(What is needed)
In the page excerpt below on psychiatric genetics research in the developing world, copy word for word the part that opens with the words "The 21st century" and closes with "and local needs.".

For a better understanding of psychiatric disorders in the context of the developing world, the performance of comprehensive population-based genetico-epidemiological studies on various gene-environmental interactions would be of major interest. The infrastructure of recently established research centers such as the Gilgel Gibe Field Research Center in Ethiopia offers the field a unique opportunity to bring together cohorts of multiple-thousand people and to perform genetic studies as they have not yet been carried out in Africa in this form.

The stable population structure, and the quite stable environment, such as the urban and rural way of life with all its characteristics provide ideal conditions for this purpose. The population is ideally suited for studying the impact of polygenic risk profiles of various psychiatric disorders on behavioral traits and their interaction with the environment. Moreover, creating a global psychiatric genetic and pharmacogenetic research network, blending psychiatric genetics with a deep phenotyping approach that includes an assessment of patient’s symptoms as well as a careful assessment of the environment will not only provide us with new scientific insights, but it will also contribute to a more personalized and therefore more effective treatment. It will allow us to identify genetic predictors and improve the daily treatment of patients and the course of their recovery. Such a measure will be a great step forward in global mental health research.

The establishment of innovative scientific projects and of collaborations in the developing world positively affects both socio-economic development as well as improving mental health care. They have a humanitarian aspect and tie in with the sustainable development goals of the United Nations. Supporting young scientists, transferring know-how, establishing new research methods, and making available the latest achievements in science and technology will lead to creating new workplaces, the prevention of “brain-drain,” and will help build a better reputation for local universities and subsequently improving the situation and the treatment options for patients.

New laboratory methods that can be implemented in the framework of research projects will be useful to enable or improve drug monitoring in the clinical setting and to spread the use of drugs like lithium in major areas of low-income countries. This development will provide great benefit, especially for patients living in remote regions without any access to psychological treatment.

Professional research can also lead to new policy ideas and finance innovations. The setting up of rehabilitation units, which are lacking in the mental health field in certain countries, is one aspect that we could observe after publishing the results of a relevant research project. Biological psychiatric research can also change attitudes and public perception by turning attention on mental health. Thereby reducing social distance, social exclusion, and stigma and improve the life of people who suffer from mental disorders. Like other research fields, our research enables the cooperation with national governments, international organizations as well as with public and private sectors and raises public awareness.

The 21st century should not only be the century of revolution in biomedical research, it should also be the century of a friendly collaboration of a global research network. For the future, we would like to continue the collaboration with our partners, to further extend our relationships and to establish a global mental health network in the field of psychiatric genetics including low income countries. In our view, the key for the realization of this goal and for a fruitful, long-term cooperation is to perceive each other as partners and to take into consideration current and local needs.

Disclosures:

Dr Schulze is Director of the Institute of Psychiatric Phenomics and Genomics (IPPG), University Hospital, Ludwig Maximilian University, München, Germany. Dr Adorjan is senior Research Associate at the IPPG and the department of Psychiatry and Psychotherapy, University Hospital, Ludwig Maximilian University.

(Records)
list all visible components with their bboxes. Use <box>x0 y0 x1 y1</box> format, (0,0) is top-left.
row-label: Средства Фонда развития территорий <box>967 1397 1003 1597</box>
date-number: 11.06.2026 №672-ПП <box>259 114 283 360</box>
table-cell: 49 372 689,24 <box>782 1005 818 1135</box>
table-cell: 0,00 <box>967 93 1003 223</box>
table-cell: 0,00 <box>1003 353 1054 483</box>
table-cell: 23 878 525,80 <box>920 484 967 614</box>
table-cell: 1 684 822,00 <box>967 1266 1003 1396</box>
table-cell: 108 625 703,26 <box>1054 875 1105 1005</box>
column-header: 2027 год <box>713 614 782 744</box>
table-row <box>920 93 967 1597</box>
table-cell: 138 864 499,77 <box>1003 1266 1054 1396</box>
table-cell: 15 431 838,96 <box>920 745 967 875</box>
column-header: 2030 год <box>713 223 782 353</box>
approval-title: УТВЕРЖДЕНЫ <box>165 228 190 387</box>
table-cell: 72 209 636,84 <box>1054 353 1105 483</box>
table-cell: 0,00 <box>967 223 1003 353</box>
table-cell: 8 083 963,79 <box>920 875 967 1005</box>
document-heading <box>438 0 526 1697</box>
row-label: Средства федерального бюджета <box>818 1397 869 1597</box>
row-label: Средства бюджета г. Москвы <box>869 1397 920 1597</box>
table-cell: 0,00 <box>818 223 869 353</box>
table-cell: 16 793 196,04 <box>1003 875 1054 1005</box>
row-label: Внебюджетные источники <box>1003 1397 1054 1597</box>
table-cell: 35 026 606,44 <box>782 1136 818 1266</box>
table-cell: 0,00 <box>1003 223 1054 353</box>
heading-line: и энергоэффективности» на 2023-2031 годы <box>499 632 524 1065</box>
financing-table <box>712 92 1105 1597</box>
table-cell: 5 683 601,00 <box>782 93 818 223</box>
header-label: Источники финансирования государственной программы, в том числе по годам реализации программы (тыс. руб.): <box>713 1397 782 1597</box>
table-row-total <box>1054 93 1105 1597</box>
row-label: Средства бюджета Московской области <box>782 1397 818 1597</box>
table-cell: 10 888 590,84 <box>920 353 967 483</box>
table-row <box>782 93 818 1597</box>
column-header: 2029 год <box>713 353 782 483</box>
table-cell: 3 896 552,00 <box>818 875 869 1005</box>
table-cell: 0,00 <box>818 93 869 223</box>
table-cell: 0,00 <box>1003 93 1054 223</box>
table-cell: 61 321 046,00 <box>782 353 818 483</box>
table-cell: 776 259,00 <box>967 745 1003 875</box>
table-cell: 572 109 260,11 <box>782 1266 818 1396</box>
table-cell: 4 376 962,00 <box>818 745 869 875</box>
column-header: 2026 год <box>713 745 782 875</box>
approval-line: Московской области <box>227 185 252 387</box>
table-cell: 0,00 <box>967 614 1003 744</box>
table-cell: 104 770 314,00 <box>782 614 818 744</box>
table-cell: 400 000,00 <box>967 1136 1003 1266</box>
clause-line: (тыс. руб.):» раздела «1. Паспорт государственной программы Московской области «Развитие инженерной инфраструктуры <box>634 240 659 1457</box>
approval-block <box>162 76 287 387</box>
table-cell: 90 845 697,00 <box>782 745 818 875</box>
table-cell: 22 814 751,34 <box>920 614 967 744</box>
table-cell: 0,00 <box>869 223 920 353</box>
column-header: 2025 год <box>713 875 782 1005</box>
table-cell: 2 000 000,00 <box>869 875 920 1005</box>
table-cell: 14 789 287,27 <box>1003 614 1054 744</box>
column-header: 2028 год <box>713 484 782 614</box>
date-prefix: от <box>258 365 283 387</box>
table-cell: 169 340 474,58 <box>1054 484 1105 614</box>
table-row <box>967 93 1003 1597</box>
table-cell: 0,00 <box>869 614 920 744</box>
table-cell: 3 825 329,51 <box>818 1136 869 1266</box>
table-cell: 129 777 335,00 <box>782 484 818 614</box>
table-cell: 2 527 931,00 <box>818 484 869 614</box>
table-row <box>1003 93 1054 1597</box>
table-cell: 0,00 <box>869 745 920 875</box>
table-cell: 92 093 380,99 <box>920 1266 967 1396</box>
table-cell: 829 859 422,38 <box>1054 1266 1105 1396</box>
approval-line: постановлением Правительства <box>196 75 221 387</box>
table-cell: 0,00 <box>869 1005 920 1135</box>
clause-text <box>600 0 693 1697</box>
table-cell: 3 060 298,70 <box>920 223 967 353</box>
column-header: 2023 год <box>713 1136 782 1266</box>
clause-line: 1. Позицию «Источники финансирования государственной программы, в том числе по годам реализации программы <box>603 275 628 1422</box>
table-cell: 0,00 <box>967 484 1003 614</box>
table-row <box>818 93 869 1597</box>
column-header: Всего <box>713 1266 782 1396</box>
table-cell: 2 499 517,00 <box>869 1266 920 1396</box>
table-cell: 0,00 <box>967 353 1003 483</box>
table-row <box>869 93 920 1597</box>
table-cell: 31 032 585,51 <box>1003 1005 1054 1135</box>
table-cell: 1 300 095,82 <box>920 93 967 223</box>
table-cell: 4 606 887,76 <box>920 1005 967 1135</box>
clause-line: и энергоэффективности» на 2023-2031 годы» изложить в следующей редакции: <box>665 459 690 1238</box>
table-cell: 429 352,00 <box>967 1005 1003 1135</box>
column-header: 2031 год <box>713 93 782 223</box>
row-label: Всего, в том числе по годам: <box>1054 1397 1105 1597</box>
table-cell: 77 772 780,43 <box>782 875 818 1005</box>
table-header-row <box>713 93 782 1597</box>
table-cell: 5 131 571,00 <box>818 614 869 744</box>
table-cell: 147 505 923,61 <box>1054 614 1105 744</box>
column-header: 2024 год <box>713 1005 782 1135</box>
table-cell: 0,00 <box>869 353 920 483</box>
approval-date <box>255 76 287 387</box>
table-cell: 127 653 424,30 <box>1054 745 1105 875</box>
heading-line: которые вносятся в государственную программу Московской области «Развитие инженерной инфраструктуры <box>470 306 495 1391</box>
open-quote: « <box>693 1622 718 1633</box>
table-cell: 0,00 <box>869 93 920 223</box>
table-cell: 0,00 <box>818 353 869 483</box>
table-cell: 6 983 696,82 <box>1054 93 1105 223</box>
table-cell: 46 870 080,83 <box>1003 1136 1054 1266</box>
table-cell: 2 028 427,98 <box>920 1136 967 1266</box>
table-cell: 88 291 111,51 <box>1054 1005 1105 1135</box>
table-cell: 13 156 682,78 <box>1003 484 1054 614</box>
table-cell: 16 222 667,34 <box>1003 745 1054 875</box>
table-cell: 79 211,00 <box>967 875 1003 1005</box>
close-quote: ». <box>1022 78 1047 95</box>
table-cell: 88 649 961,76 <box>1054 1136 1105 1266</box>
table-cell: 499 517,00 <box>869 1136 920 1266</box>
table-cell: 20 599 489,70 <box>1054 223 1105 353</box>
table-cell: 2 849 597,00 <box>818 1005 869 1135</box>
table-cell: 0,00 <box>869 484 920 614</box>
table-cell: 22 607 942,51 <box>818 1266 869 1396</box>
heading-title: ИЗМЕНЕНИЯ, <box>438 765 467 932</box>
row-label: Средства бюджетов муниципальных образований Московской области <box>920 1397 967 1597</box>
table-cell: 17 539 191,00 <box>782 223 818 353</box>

(Answer for this exercise)
The 21st century should not only be the century of revolution in biomedical research, it should also be the century of a friendly collaboration of a global research network. For the future, we would like to continue the collaboration with our partners, to further extend our relationships and to establish a global mental health network in the field of psychiatric genetics including low income countries. In our view, the key for the realization of this goal and for a fruitful, long-term cooperation is to perceive each other as partners and to take into consideration current and local needs.